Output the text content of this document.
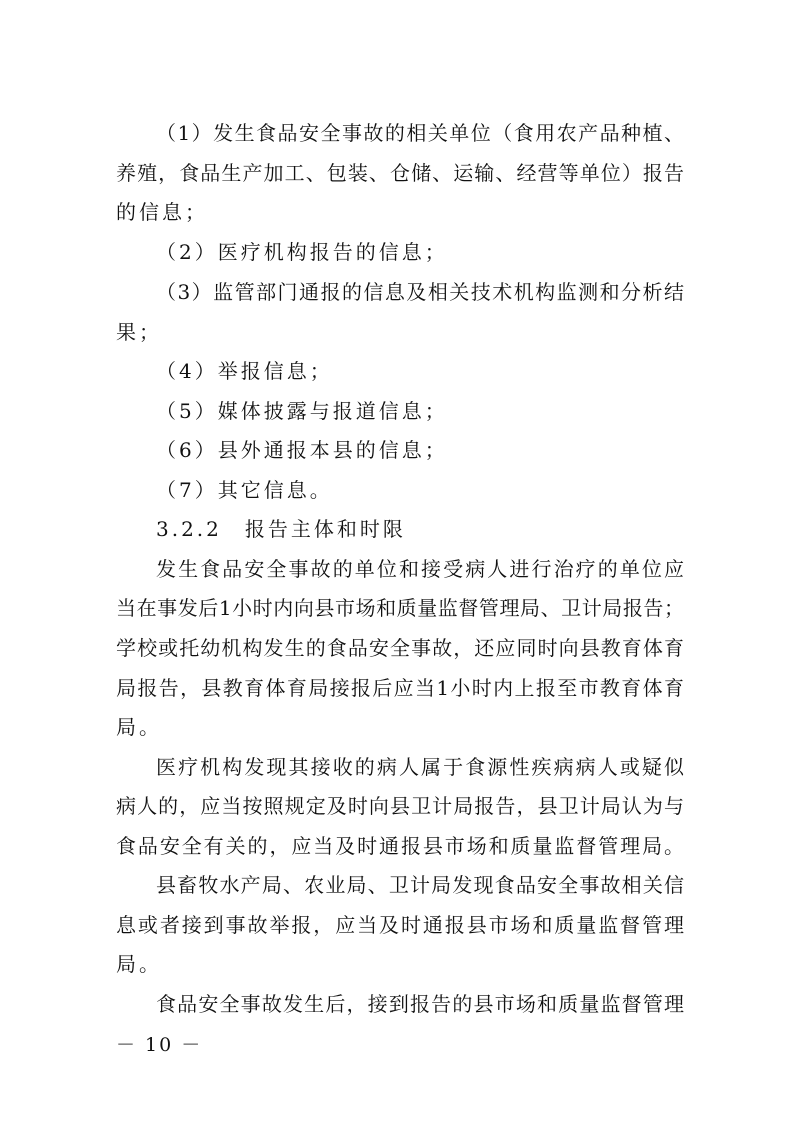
（1）发生食品安全事故的相关单位（食用农产品种植、
养殖，食品生产加工、包装、仓储、运输、经营等单位）报告
的信息；
（2）医疗机构报告的信息；
（3）监管部门通报的信息及相关技术机构监测和分析结
果；
（4）举报信息；
（5）媒体披露与报道信息；
（6）县外通报本县的信息；
（7）其它信息。
3.2.2　报告主体和时限
发生食品安全事故的单位和接受病人进行治疗的单位应
当在事发后1小时内向县市场和质量监督管理局、卫计局报告；
学校或托幼机构发生的食品安全事故，还应同时向县教育体育
局报告，县教育体育局接报后应当1小时内上报至市教育体育
局。
医疗机构发现其接收的病人属于食源性疾病病人或疑似
病人的，应当按照规定及时向县卫计局报告，县卫计局认为与
食品安全有关的，应当及时通报县市场和质量监督管理局。
县畜牧水产局、农业局、卫计局发现食品安全事故相关信
息或者接到事故举报，应当及时通报县市场和质量监督管理
局。
食品安全事故发生后，接到报告的县市场和质量监督管理
－ 10 －
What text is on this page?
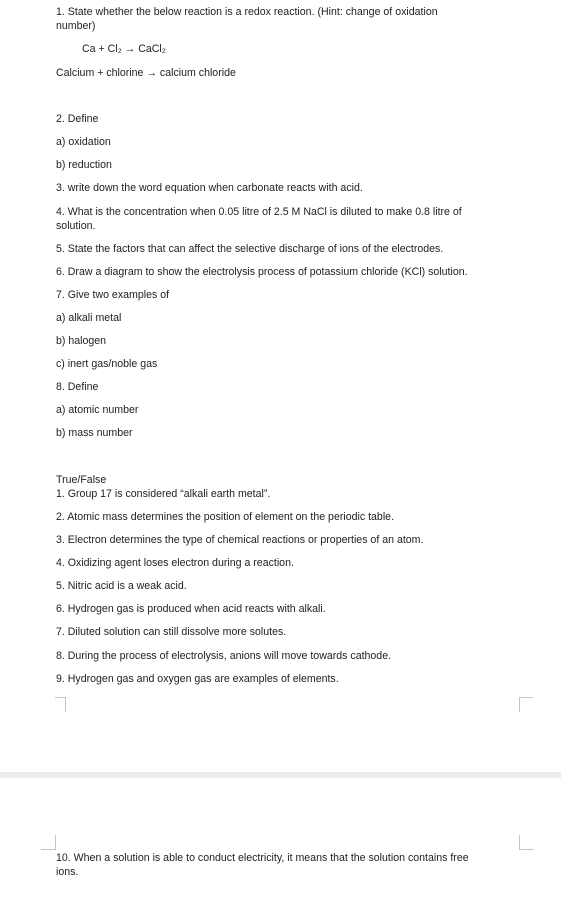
1. State whether the below reaction is a redox reaction. (Hint: change of oxidation

number)

Ca + Cl₂ → CaCl₂

Calcium + chlorine → calcium chloride

2. Define

a) oxidation

b) reduction

3. write down the word equation when carbonate reacts with acid.

4. What is the concentration when 0.05 litre of 2.5 M NaCl is diluted to make 0.8 litre of

solution.

5. State the factors that can affect the selective discharge of ions of the electrodes.

6. Draw a diagram to show the electrolysis process of potassium chloride (KCl) solution.

7. Give two examples of

a) alkali metal

b) halogen

c) inert gas/noble gas

8. Define

a) atomic number

b) mass number

True/False

1. Group 17 is considered “alkali earth metal”.

2. Atomic mass determines the position of element on the periodic table.

3. Electron determines the type of chemical reactions or properties of an atom.

4. Oxidizing agent loses electron during a reaction.

5. Nitric acid is a weak acid.

6. Hydrogen gas is produced when acid reacts with alkali.

7. Diluted solution can still dissolve more solutes.

8. During the process of electrolysis, anions will move towards cathode.

9. Hydrogen gas and oxygen gas are examples of elements.

10. When a solution is able to conduct electricity, it means that the solution contains free

ions.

————————

▶ [EXERCISE REQUIREMENTS] Gather every line from the listing above in which the word "oxidation" appears.

▶ [SOLUTION TO THIS EXERCISE]
1. State whether the below reaction is a redox reaction. (Hint: change of oxidation
a) oxidation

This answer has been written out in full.